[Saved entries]

------------------------

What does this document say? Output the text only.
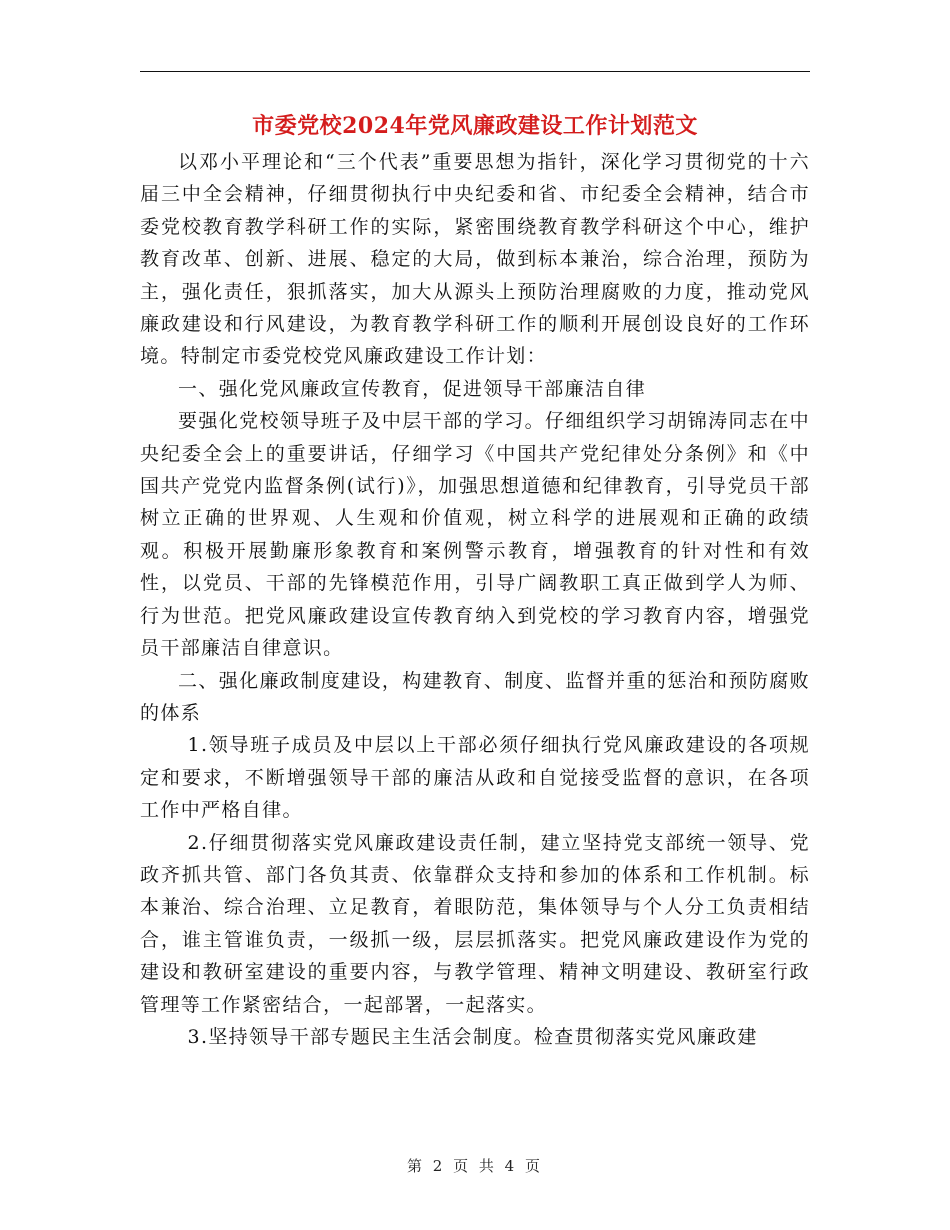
市委党校2024年党风廉政建设工作计划范文

以邓小平理论和“三个代表”重要思想为指针，深化学习贯彻党的十六届三中全会精神，仔细贯彻执行中央纪委和省、市纪委全会精神，结合市委党校教育教学科研工作的实际，紧密围绕教育教学科研这个中心，维护教育改革、创新、进展、稳定的大局，做到标本兼治，综合治理，预防为主，强化责任，狠抓落实，加大从源头上预防治理腐败的力度，推动党风廉政建设和行风建设，为教育教学科研工作的顺利开展创设良好的工作环境。特制定市委党校党风廉政建设工作计划：

一、强化党风廉政宣传教育，促进领导干部廉洁自律

要强化党校领导班子及中层干部的学习。仔细组织学习胡锦涛同志在中央纪委全会上的重要讲话，仔细学习《中国共产党纪律处分条例》和《中国共产党党内监督条例(试行)》，加强思想道德和纪律教育，引导党员干部树立正确的世界观、人生观和价值观，树立科学的进展观和正确的政绩观。积极开展勤廉形象教育和案例警示教育，增强教育的针对性和有效性，以党员、干部的先锋模范作用，引导广阔教职工真正做到学人为师、行为世范。把党风廉政建设宣传教育纳入到党校的学习教育内容，增强党员干部廉洁自律意识。

二、强化廉政制度建设，构建教育、制度、监督并重的惩治和预防腐败的体系

1.领导班子成员及中层以上干部必须仔细执行党风廉政建设的各项规定和要求，不断增强领导干部的廉洁从政和自觉接受监督的意识，在各项工作中严格自律。

2.仔细贯彻落实党风廉政建设责任制，建立坚持党支部统一领导、党政齐抓共管、部门各负其责、依靠群众支持和参加的体系和工作机制。标本兼治、综合治理、立足教育，着眼防范，集体领导与个人分工负责相结合，谁主管谁负责，一级抓一级，层层抓落实。把党风廉政建设作为党的建设和教研室建设的重要内容，与教学管理、精神文明建设、教研室行政管理等工作紧密结合，一起部署，一起落实。

3.坚持领导干部专题民主生活会制度。检查贯彻落实党风廉政建

第 2 页 共 4 页
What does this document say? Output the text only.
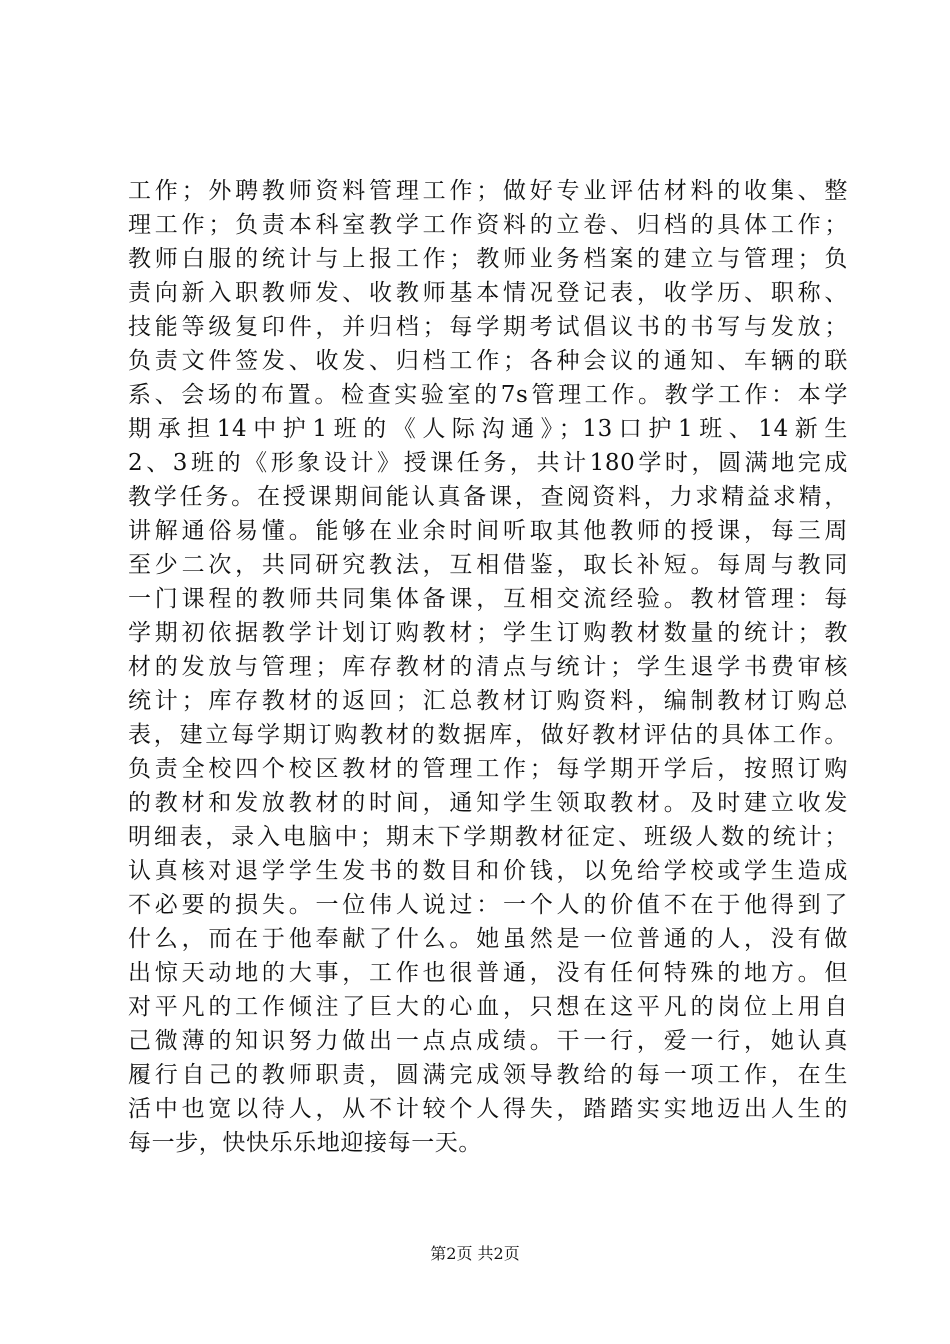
工作；外聘教师资料管理工作；做好专业评估材料的收集、整
理工作；负责本科室教学工作资料的立卷、归档的具体工作；
教师白服的统计与上报工作；教师业务档案的建立与管理；负
责向新入职教师发、收教师基本情况登记表，收学历、职称、
技能等级复印件，并归档；每学期考试倡议书的书写与发放；
负责文件签发、收发、归档工作；各种会议的通知、车辆的联
系、会场的布置。检查实验室的7s管理工作。教学工作：本学
期承担14中护1班的《人际沟通》；13口护1班、14新生
2、3班的《形象设计》授课任务，共计180学时，圆满地完成
教学任务。在授课期间能认真备课，查阅资料，力求精益求精，
讲解通俗易懂。能够在业余时间听取其他教师的授课，每三周
至少二次，共同研究教法，互相借鉴，取长补短。每周与教同
一门课程的教师共同集体备课，互相交流经验。教材管理：每
学期初依据教学计划订购教材；学生订购教材数量的统计；教
材的发放与管理；库存教材的清点与统计；学生退学书费审核
统计；库存教材的返回；汇总教材订购资料，编制教材订购总
表，建立每学期订购教材的数据库，做好教材评估的具体工作。
负责全校四个校区教材的管理工作；每学期开学后，按照订购
的教材和发放教材的时间，通知学生领取教材。及时建立收发
明细表，录入电脑中；期末下学期教材征定、班级人数的统计；
认真核对退学学生发书的数目和价钱，以免给学校或学生造成
不必要的损失。一位伟人说过：一个人的价值不在于他得到了
什么，而在于他奉献了什么。她虽然是一位普通的人，没有做
出惊天动地的大事，工作也很普通，没有任何特殊的地方。但
对平凡的工作倾注了巨大的心血，只想在这平凡的岗位上用自
己微薄的知识努力做出一点点成绩。干一行，爱一行，她认真
履行自己的教师职责，圆满完成领导教给的每一项工作，在生
活中也宽以待人，从不计较个人得失，踏踏实实地迈出人生的
每一步，快快乐乐地迎接每一天。
第2页 共2页
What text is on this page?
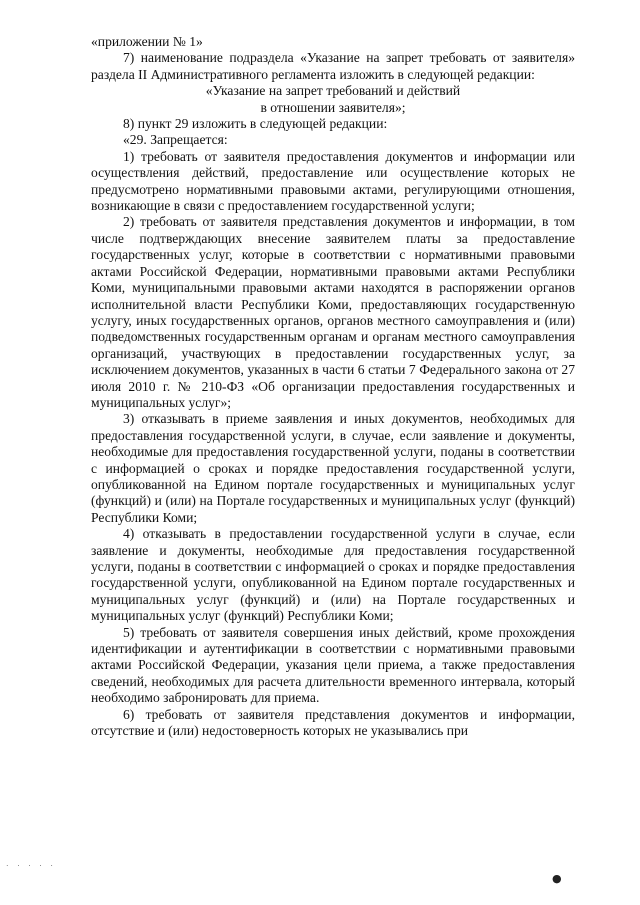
«приложении № 1»

7) наименование подраздела «Указание на запрет требовать от заявителя» раздела II Административного регламента изложить в следующей редакции:

«Указание на запрет требований и действий

в отношении заявителя»;

8) пункт 29 изложить в следующей редакции:

«29. Запрещается:

1) требовать от заявителя предоставления документов и информации или осуществления действий, предоставление или осуществление которых не предусмотрено нормативными правовыми актами, регулирующими отношения, возникающие в связи с предоставлением государственной услуги;

2) требовать от заявителя представления документов и информации, в том числе подтверждающих внесение заявителем платы за предоставление государственных услуг, которые в соответствии с нормативными правовыми актами Российской Федерации, нормативными правовыми актами Республики Коми, муниципальными правовыми актами находятся в распоряжении органов исполнительной власти Республики Коми, предоставляющих государственную услугу, иных государственных органов, органов местного самоуправления и (или) подведомственных государственным органам и органам местного самоуправления организаций, участвующих в предоставлении государственных услуг, за исключением документов, указанных в части 6 статьи 7 Федерального закона от 27 июля 2010 г. № 210-ФЗ «Об организации предоставления государственных и муниципальных услуг»;

3) отказывать в приеме заявления и иных документов, необходимых для предоставления государственной услуги, в случае, если заявление и документы, необходимые для предоставления государственной услуги, поданы в соответствии с информацией о сроках и порядке предоставления государственной услуги, опубликованной на Едином портале государственных и муниципальных услуг (функций) и (или) на Портале государственных и муниципальных услуг (функций) Республики Коми;

4) отказывать в предоставлении государственной услуги в случае, если заявление и документы, необходимые для предоставления государственной услуги, поданы в соответствии с информацией о сроках и порядке предоставления государственной услуги, опубликованной на Едином портале государственных и муниципальных услуг (функций) и (или) на Портале государственных и муниципальных услуг (функций) Республики Коми;

5) требовать от заявителя совершения иных действий, кроме прохождения идентификации и аутентификации в соответствии с нормативными правовыми актами Российской Федерации, указания цели приема, а также предоставления сведений, необходимых для расчета длительности временного интервала, который необходимо забронировать для приема.

6) требовать от заявителя представления документов и информации, отсутствие и (или) недостоверность которых не указывались при

. . . . .
●
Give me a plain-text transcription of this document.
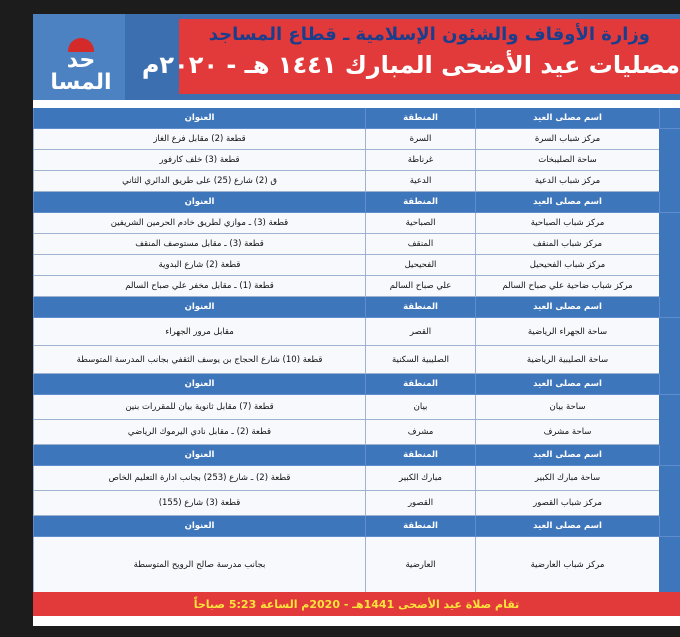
حد المسا
وزارة الأوقاف والشئون الإسلامية ـ قطاع المساجد
مصليات عيد الأضحى المبارك ١٤٤١ هـ - ٢٠٢٠م
اسم مصلى العيد
المنطقة
العنوان
مركز شباب السرة
السرة
قطعة (2) مقابل فرع الغاز
ساحة الصليبخات
غرناطة
قطعة (3) خلف كارفور
مركز شباب الدعية
الدعية
ق (2) شارع (25) على طريق الدائري الثاني
اسم مصلى العيد
المنطقة
العنوان
مركز شباب الصباحية
الصباحية
قطعة (3) ـ موازي لطريق خادم الحرمين الشريفين
مركز شباب المنقف
المنقف
قطعة (3) ـ مقابل مستوصف المنقف
مركز شباب الفحيحيل
الفحيحيل
قطعة (2) شارع البدوية
مركز شباب ضاحية علي صباح السالم
علي صباح السالم
قطعة (1) ـ مقابل مخفر علي صباح السالم
اسم مصلى العيد
المنطقة
العنوان
ساحة الجهراء الرياضية
القصر
مقابل مرور الجهراء
ساحة الصليبية الرياضية
الصليبية السكنية
قطعة (10) شارع الحجاج بن يوسف الثقفي بجانب المدرسة المتوسطة
اسم مصلى العيد
المنطقة
العنوان
ساحة بيان
بيان
قطعة (7) مقابل ثانوية بيان للمقررات بنين
ساحة مشرف
مشرف
قطعة (2) ـ مقابل نادي اليرموك الرياضي
اسم مصلى العيد
المنطقة
العنوان
ساحة مبارك الكبير
مبارك الكبير
قطعة (2) ـ شارع (253) بجانب ادارة التعليم الخاص
مركز شباب القصور
القصور
قطعة (3) شارع (155)
اسم مصلى العيد
المنطقة
العنوان
مركز شباب العارضية
العارضية
بجانب مدرسة صالح الرويح المتوسطة
تقام صلاة عيد الأضحى 1441هـ - 2020م الساعة 5:23 صباحاً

------------------------

▸ **WHAT YOU ARE ASKED TO DO**
Search the data above for lines holding "مقابل" and copy each of them.

▸ **CORRECT ANSWER**
قطعة (2) مقابل فرع الغاز
قطعة (3) ـ مقابل مستوصف المنقف
قطعة (1) ـ مقابل مخفر علي صباح السالم
مقابل مرور الجهراء
قطعة (7) مقابل ثانوية بيان للمقررات بنين
قطعة (2) ـ مقابل نادي اليرموك الرياضي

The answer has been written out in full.